Convert only the lines from the one containing "station-pwv-value: 16 <box>780" to the one containing "station-pwv-value: 23 <box>585", both included, into a Markdown table with the columns Row and Line. Number each row and leave out any blank lines.
__________
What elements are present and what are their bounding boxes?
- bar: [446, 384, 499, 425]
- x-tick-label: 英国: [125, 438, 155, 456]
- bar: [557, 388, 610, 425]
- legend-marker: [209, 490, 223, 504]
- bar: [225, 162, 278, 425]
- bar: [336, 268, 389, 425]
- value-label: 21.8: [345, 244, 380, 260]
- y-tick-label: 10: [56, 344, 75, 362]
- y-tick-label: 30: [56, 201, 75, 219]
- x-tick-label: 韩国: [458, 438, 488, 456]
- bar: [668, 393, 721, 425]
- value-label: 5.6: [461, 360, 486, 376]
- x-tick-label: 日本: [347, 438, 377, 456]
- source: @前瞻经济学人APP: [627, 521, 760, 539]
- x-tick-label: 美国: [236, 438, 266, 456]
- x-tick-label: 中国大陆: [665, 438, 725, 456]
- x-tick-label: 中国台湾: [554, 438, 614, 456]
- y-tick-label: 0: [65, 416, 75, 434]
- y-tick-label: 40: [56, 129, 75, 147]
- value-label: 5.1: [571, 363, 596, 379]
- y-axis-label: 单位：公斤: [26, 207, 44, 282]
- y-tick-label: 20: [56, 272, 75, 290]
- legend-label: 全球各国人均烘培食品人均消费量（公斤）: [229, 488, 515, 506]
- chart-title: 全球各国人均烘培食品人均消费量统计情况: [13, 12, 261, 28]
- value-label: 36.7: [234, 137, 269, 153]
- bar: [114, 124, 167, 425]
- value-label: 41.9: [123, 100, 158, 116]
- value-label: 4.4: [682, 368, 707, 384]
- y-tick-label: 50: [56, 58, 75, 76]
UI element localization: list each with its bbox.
__________
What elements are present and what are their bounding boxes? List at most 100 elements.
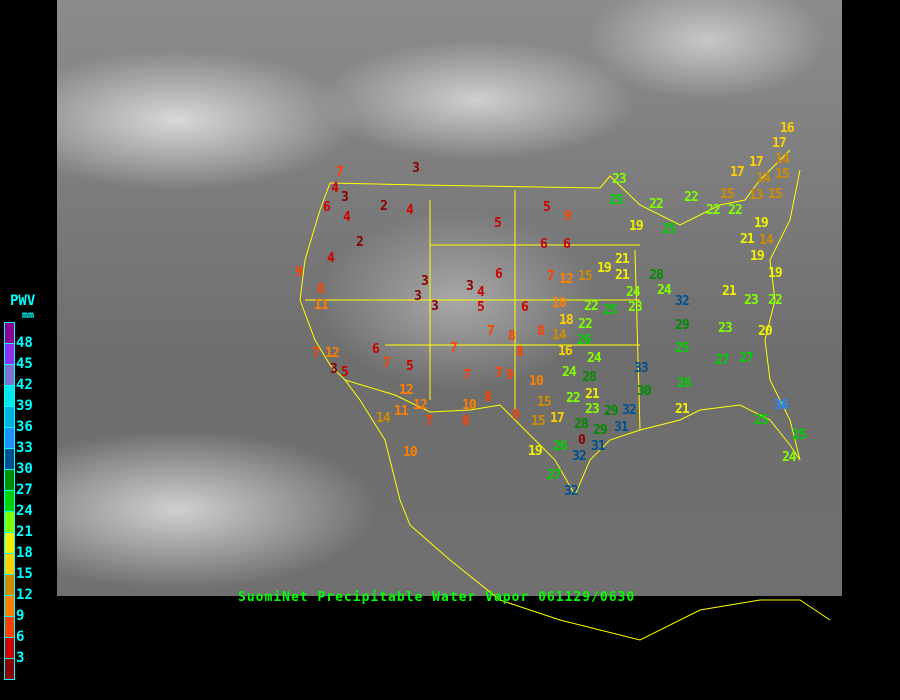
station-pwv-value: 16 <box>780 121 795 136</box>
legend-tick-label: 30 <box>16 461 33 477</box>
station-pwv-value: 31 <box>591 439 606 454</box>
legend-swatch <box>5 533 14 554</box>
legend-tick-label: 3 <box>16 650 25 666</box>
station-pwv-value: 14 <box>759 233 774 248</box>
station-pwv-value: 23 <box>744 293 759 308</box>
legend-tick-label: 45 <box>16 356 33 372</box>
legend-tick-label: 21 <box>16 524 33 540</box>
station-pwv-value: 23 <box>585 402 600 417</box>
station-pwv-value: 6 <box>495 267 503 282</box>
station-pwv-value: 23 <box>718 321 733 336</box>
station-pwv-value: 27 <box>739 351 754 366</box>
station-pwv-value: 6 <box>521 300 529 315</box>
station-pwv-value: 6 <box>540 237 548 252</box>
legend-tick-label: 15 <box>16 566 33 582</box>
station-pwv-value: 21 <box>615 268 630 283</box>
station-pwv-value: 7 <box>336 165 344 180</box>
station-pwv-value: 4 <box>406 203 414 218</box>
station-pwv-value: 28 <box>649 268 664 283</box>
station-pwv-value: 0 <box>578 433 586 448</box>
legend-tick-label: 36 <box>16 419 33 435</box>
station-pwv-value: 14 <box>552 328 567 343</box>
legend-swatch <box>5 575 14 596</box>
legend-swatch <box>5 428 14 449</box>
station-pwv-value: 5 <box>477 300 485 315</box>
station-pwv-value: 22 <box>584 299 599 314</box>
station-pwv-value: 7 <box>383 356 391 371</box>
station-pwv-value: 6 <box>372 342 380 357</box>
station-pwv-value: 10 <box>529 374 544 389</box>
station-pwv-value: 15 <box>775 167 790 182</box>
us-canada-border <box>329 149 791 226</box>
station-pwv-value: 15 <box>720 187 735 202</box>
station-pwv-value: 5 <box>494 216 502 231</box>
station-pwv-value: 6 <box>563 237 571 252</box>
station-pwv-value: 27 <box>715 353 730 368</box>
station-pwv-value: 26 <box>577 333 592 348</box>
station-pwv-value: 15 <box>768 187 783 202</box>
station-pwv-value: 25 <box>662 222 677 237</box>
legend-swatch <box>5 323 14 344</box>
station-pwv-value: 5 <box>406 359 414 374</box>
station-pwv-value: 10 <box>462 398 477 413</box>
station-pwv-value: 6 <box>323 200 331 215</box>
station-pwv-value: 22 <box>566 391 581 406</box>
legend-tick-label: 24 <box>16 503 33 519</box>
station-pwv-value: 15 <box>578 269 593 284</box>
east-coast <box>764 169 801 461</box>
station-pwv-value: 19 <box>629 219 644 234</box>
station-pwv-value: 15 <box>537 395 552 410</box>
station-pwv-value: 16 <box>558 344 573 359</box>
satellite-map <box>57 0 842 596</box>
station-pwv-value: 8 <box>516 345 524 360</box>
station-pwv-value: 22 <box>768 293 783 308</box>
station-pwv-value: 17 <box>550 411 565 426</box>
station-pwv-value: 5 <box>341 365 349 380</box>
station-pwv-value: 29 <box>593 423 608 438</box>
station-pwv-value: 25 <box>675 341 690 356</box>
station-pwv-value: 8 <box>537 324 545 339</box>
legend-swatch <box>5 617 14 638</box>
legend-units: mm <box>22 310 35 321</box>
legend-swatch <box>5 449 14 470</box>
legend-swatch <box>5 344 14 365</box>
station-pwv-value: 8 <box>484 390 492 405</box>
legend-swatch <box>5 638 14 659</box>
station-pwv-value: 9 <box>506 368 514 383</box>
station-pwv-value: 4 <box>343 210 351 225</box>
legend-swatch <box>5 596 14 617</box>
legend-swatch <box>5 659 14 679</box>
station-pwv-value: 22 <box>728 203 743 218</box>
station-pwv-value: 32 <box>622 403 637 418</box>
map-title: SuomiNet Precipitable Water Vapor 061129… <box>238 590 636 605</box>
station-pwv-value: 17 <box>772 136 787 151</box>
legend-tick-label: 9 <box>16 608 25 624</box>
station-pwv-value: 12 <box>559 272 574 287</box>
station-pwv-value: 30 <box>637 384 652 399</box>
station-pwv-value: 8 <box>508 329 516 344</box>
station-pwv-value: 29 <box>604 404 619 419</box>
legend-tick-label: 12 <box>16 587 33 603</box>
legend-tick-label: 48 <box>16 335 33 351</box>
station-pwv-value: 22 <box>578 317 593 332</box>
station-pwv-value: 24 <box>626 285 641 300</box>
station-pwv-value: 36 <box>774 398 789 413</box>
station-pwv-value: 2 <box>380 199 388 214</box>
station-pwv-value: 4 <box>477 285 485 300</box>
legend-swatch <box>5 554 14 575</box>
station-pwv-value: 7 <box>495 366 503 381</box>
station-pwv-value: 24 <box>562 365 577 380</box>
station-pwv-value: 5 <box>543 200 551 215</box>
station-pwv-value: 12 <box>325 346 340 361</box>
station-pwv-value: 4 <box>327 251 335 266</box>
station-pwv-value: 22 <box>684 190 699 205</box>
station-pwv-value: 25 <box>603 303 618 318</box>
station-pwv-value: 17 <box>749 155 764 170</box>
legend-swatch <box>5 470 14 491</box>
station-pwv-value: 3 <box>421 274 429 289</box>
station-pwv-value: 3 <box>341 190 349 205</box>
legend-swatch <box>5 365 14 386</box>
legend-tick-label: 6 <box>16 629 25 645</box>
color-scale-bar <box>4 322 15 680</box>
__________
* Final result *
| Row | Line |
|---|---|
| 1 | station-pwv-value: 16 <box>780 121 795 136</box> |
| 2 | legend-tick-label: 30 <box>16 461 33 477</box> |
| 3 | station-pwv-value: 31 <box>591 439 606 454</box> |
| 4 | legend-swatch <box>5 533 14 554</box> |
| 5 | legend-tick-label: 3 <box>16 650 25 666</box> |
| 6 | station-pwv-value: 14 <box>759 233 774 248</box> |
| 7 | station-pwv-value: 23 <box>744 293 759 308</box> |
| 8 | legend-tick-label: 45 <box>16 356 33 372</box> |
| 9 | legend-tick-label: 21 <box>16 524 33 540</box> |
| 10 | station-pwv-value: 23 <box>585 402 600 417</box> |